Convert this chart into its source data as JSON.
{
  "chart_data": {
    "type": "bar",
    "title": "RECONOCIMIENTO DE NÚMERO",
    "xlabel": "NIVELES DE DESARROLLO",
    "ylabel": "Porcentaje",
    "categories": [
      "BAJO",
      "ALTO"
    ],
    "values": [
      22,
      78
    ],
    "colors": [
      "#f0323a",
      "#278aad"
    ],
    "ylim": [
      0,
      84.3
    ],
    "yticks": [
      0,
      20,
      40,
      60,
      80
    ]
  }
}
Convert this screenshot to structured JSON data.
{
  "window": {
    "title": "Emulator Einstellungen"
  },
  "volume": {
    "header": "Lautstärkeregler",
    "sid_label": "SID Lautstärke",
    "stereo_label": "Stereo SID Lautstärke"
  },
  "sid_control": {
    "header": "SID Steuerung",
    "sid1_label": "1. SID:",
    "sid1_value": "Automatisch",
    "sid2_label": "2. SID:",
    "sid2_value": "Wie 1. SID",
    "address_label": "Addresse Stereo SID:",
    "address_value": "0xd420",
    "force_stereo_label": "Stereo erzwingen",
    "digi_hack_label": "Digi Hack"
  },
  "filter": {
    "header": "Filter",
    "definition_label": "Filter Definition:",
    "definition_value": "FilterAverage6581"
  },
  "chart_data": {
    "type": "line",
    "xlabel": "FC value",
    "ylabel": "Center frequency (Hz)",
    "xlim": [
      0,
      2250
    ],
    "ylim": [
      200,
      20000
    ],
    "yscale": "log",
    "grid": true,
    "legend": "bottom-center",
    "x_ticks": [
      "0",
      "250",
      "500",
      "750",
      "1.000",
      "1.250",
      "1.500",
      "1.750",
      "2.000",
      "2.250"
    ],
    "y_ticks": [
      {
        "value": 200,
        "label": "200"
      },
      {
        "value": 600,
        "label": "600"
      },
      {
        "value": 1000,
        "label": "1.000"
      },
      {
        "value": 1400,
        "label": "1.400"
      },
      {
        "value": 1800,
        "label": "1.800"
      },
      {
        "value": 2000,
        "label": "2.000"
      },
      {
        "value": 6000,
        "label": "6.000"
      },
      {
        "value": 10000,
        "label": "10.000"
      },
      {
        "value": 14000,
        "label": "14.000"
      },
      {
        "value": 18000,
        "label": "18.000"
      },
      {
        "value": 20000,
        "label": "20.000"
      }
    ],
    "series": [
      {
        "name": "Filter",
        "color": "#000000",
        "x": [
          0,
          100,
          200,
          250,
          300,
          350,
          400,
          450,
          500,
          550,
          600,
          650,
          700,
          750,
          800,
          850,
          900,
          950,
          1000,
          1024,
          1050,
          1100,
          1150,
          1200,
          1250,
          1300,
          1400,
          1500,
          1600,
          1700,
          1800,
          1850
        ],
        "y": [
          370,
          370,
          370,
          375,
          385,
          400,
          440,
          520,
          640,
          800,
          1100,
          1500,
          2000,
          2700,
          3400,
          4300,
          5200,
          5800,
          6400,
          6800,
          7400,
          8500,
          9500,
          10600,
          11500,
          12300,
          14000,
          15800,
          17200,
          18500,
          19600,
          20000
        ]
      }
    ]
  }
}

-- WHAT IS NEEDED --
Please repeat the material above, word for word and in full.

-- TASK RESULT --
Convert this chart into its source data as JSON.
{
  "chart_data": {
    "type": "bar",
    "title": "RECONOCIMIENTO DE NÚMERO",
    "xlabel": "NIVELES DE DESARROLLO",
    "ylabel": "Porcentaje",
    "categories": [
      "BAJO",
      "ALTO"
    ],
    "values": [
      22,
      78
    ],
    "colors": [
      "#f0323a",
      "#278aad"
    ],
    "ylim": [
      0,
      84.3
    ],
    "yticks": [
      0,
      20,
      40,
      60,
      80
    ]
  }
}
Convert this screenshot to structured JSON data.
{
  "window": {
    "title": "Emulator Einstellungen"
  },
  "volume": {
    "header": "Lautstärkeregler",
    "sid_label": "SID Lautstärke",
    "stereo_label": "Stereo SID Lautstärke"
  },
  "sid_control": {
    "header": "SID Steuerung",
    "sid1_label": "1. SID:",
    "sid1_value": "Automatisch",
    "sid2_label": "2. SID:",
    "sid2_value": "Wie 1. SID",
    "address_label": "Addresse Stereo SID:",
    "address_value": "0xd420",
    "force_stereo_label": "Stereo erzwingen",
    "digi_hack_label": "Digi Hack"
  },
  "filter": {
    "header": "Filter",
    "definition_label": "Filter Definition:",
    "definition_value": "FilterAverage6581"
  },
  "chart_data": {
    "type": "line",
    "xlabel": "FC value",
    "ylabel": "Center frequency (Hz)",
    "xlim": [
      0,
      2250
    ],
    "ylim": [
      200,
      20000
    ],
    "yscale": "log",
    "grid": true,
    "legend": "bottom-center",
    "x_ticks": [
      "0",
      "250",
      "500",
      "750",
      "1.000",
      "1.250",
      "1.500",
      "1.750",
      "2.000",
      "2.250"
    ],
    "y_ticks": [
      {
        "value": 200,
        "label": "200"
      },
      {
        "value": 600,
        "label": "600"
      },
      {
        "value": 1000,
        "label": "1.000"
      },
      {
        "value": 1400,
        "label": "1.400"
      },
      {
        "value": 1800,
        "label": "1.800"
      },
      {
        "value": 2000,
        "label": "2.000"
      },
      {
        "value": 6000,
        "label": "6.000"
      },
      {
        "value": 10000,
        "label": "10.000"
      },
      {
        "value": 14000,
        "label": "14.000"
      },
      {
        "value": 18000,
        "label": "18.000"
      },
      {
        "value": 20000,
        "label": "20.000"
      }
    ],
    "series": [
      {
        "name": "Filter",
        "color": "#000000",
        "x": [
          0,
          100,
          200,
          250,
          300,
          350,
          400,
          450,
          500,
          550,
          600,
          650,
          700,
          750,
          800,
          850,
          900,
          950,
          1000,
          1024,
          1050,
          1100,
          1150,
          1200,
          1250,
          1300,
          1400,
          1500,
          1600,
          1700,
          1800,
          1850
        ],
        "y": [
          370,
          370,
          370,
          375,
          385,
          400,
          440,
          520,
          640,
          800,
          1100,
          1500,
          2000,
          2700,
          3400,
          4300,
          5200,
          5800,
          6400,
          6800,
          7400,
          8500,
          9500,
          10600,
          11500,
          12300,
          14000,
          15800,
          17200,
          18500,
          19600,
          20000
        ]
      }
    ]
  }
}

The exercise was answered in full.